═══ Entries shown

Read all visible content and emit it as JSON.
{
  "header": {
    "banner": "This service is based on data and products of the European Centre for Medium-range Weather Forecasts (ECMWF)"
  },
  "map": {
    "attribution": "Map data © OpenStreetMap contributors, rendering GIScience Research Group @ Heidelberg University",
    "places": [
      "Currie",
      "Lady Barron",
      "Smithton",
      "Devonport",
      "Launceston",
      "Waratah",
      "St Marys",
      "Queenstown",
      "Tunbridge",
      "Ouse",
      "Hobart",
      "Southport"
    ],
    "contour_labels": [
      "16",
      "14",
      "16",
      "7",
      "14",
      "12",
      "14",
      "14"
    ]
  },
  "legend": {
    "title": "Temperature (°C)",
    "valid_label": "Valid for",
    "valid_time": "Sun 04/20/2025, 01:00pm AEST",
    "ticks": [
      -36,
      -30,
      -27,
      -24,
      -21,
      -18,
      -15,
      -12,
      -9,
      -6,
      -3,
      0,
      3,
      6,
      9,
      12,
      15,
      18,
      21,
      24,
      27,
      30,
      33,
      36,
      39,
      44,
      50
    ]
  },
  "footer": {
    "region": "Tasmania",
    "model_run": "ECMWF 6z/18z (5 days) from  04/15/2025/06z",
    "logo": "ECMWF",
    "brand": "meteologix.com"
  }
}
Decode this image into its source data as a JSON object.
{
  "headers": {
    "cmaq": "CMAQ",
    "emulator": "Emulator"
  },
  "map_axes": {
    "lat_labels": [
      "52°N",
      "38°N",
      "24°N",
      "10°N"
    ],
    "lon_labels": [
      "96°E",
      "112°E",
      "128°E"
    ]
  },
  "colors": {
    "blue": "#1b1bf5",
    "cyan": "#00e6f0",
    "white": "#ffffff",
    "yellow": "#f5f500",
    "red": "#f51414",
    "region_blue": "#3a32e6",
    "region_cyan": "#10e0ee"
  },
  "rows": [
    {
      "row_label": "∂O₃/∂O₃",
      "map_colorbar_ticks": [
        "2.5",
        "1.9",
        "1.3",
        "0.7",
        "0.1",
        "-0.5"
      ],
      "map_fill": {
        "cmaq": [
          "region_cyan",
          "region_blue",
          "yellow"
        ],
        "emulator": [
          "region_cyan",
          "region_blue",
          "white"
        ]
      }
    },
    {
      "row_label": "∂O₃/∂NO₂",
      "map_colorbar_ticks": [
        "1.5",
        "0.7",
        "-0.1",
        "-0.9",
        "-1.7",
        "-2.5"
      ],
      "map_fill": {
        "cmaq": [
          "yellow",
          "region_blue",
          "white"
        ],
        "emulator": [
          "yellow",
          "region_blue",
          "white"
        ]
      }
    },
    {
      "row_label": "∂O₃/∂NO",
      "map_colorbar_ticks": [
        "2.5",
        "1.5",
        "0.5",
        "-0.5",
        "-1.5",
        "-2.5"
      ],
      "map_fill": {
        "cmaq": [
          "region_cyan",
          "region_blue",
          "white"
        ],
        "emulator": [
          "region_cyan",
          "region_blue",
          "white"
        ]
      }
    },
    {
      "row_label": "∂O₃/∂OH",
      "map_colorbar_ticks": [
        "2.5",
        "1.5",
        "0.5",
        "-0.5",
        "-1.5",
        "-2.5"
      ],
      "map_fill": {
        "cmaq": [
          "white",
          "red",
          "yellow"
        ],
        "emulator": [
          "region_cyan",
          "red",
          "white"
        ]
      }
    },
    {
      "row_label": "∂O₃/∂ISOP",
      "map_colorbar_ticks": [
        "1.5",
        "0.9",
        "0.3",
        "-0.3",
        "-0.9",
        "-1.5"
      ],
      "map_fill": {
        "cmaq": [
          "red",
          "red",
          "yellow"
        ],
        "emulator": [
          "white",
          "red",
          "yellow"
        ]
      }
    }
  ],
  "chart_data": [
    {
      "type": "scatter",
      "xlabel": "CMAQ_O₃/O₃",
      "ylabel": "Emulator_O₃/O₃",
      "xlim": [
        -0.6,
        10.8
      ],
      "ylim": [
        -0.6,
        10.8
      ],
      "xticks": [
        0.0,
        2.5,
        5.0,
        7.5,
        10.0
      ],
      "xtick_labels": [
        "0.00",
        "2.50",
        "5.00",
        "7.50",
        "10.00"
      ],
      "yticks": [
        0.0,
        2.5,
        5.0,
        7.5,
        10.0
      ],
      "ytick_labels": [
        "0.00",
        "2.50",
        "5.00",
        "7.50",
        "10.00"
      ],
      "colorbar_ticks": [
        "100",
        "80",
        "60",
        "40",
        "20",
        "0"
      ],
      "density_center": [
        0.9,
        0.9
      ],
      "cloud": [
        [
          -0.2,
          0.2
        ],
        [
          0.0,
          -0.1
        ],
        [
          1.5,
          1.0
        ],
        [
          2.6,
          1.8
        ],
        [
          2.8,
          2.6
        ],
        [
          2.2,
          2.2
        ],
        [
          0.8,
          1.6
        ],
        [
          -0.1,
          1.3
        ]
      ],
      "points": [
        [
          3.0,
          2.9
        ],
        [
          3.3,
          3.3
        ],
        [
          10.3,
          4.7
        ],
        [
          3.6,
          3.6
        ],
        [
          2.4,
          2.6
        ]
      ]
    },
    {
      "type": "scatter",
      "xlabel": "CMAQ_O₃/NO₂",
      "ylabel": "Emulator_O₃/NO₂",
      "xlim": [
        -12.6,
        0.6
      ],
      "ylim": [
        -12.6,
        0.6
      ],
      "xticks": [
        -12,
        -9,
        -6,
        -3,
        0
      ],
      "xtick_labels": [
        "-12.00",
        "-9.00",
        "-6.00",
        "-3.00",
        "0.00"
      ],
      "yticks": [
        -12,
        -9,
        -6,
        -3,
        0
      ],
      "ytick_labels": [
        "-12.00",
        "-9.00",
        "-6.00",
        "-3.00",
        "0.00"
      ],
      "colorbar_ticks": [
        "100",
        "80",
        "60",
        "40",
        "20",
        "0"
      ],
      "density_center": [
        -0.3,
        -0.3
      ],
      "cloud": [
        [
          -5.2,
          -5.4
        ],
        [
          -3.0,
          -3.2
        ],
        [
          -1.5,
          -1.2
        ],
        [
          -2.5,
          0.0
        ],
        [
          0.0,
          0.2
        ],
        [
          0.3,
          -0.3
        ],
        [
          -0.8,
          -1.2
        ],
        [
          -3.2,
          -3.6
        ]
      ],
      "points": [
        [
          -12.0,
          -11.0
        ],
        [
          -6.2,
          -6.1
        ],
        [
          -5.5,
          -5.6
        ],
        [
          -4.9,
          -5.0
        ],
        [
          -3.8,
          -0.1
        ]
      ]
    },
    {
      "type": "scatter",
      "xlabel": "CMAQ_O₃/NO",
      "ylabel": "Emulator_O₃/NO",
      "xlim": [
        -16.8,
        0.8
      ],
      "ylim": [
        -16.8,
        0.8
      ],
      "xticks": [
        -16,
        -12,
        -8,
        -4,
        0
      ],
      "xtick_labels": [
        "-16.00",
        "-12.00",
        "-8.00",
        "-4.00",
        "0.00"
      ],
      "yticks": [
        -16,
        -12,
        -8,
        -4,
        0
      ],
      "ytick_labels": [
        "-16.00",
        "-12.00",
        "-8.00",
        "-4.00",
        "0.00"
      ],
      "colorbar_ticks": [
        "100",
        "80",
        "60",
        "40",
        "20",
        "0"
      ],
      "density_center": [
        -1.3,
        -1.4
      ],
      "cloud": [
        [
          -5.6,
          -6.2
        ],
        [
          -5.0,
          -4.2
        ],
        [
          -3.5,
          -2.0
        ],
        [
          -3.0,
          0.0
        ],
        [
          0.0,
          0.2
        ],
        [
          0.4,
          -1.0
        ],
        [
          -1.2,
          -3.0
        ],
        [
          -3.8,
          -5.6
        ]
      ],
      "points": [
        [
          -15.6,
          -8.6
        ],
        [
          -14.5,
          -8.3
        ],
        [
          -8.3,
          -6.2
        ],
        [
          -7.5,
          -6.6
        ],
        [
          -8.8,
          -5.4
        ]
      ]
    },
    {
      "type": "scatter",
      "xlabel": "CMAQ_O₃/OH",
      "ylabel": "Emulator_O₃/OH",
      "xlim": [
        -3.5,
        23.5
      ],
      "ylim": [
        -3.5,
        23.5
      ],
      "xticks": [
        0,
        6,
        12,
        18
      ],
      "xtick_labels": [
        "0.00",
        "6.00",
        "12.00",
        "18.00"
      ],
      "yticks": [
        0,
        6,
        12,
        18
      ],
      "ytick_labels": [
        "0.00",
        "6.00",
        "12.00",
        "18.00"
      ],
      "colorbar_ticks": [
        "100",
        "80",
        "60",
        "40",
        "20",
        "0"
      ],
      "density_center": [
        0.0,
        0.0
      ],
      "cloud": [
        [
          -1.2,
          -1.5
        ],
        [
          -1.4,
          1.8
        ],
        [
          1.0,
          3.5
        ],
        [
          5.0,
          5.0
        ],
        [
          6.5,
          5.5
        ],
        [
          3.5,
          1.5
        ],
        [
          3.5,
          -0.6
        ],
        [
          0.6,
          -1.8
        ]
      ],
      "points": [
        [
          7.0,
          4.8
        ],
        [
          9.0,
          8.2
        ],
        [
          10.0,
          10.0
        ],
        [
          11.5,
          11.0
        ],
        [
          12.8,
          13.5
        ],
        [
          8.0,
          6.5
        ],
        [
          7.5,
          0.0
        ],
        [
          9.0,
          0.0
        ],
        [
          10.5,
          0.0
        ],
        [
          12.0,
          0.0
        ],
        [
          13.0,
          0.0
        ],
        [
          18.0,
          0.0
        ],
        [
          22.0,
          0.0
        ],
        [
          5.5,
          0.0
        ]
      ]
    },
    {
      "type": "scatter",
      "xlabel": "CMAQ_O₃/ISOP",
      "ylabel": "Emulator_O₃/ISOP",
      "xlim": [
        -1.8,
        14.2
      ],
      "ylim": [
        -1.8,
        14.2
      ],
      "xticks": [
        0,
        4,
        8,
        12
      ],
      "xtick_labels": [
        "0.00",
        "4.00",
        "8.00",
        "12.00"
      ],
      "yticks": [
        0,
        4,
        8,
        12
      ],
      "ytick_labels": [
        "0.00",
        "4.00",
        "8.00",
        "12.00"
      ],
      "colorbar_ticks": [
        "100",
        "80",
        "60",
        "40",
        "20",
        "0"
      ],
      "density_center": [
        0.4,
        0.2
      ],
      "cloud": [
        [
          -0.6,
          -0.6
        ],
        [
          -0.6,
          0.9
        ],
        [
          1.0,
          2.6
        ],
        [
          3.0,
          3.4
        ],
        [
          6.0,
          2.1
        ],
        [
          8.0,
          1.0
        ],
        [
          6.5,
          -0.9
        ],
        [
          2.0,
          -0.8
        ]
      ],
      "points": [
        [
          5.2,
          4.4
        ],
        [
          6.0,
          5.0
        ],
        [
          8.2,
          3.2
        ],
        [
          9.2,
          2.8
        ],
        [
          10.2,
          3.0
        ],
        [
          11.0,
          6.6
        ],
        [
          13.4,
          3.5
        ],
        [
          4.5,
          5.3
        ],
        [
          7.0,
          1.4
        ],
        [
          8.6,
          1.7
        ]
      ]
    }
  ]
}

══════

Exercise goal -> Identify each line containing the string "xlabel" and copy it out.

Final answer ->
      "xlabel": "CMAQ_O₃/O₃",
      "xlabel": "CMAQ_O₃/NO₂",
      "xlabel": "CMAQ_O₃/NO",
      "xlabel": "CMAQ_O₃/OH",
      "xlabel": "CMAQ_O₃/ISOP",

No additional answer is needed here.